→ WORK TO COMPLETE: The entire listing is to be repeated verbatim.

→ RECORDED INFORMATION:
════════

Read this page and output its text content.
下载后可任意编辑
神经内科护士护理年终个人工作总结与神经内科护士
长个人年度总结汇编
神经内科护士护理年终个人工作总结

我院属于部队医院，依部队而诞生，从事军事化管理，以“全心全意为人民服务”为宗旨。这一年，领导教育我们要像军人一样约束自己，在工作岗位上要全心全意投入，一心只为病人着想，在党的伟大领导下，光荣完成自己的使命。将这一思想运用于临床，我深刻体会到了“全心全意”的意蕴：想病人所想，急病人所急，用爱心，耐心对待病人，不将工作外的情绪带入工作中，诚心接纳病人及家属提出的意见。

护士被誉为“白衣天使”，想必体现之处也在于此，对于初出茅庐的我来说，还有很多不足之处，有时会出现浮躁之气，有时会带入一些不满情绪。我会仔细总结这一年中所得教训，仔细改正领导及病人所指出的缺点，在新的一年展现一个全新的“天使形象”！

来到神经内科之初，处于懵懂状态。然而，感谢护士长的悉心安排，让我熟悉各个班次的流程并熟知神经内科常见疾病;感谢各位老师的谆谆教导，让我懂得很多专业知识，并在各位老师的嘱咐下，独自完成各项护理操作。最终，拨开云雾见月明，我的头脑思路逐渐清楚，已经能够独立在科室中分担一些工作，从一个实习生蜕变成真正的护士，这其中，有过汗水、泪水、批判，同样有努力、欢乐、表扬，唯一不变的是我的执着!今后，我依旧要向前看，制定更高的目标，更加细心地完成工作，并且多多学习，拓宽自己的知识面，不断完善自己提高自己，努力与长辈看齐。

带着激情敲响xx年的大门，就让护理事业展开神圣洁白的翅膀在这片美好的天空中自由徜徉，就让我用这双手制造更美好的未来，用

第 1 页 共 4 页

════════

→ THE OUTPUT:
Read this page and output its text content.
下载后可任意编辑
神经内科护士护理年终个人工作总结与神经内科护士
长个人年度总结汇编
神经内科护士护理年终个人工作总结

我院属于部队医院，依部队而诞生，从事军事化管理，以“全心全意为人民服务”为宗旨。这一年，领导教育我们要像军人一样约束自己，在工作岗位上要全心全意投入，一心只为病人着想，在党的伟大领导下，光荣完成自己的使命。将这一思想运用于临床，我深刻体会到了“全心全意”的意蕴：想病人所想，急病人所急，用爱心，耐心对待病人，不将工作外的情绪带入工作中，诚心接纳病人及家属提出的意见。

护士被誉为“白衣天使”，想必体现之处也在于此，对于初出茅庐的我来说，还有很多不足之处，有时会出现浮躁之气，有时会带入一些不满情绪。我会仔细总结这一年中所得教训，仔细改正领导及病人所指出的缺点，在新的一年展现一个全新的“天使形象”！

来到神经内科之初，处于懵懂状态。然而，感谢护士长的悉心安排，让我熟悉各个班次的流程并熟知神经内科常见疾病;感谢各位老师的谆谆教导，让我懂得很多专业知识，并在各位老师的嘱咐下，独自完成各项护理操作。最终，拨开云雾见月明，我的头脑思路逐渐清楚，已经能够独立在科室中分担一些工作，从一个实习生蜕变成真正的护士，这其中，有过汗水、泪水、批判，同样有努力、欢乐、表扬，唯一不变的是我的执着!今后，我依旧要向前看，制定更高的目标，更加细心地完成工作，并且多多学习，拓宽自己的知识面，不断完善自己提高自己，努力与长辈看齐。

带着激情敲响xx年的大门，就让护理事业展开神圣洁白的翅膀在这片美好的天空中自由徜徉，就让我用这双手制造更美好的未来，用

第 1 页 共 4 页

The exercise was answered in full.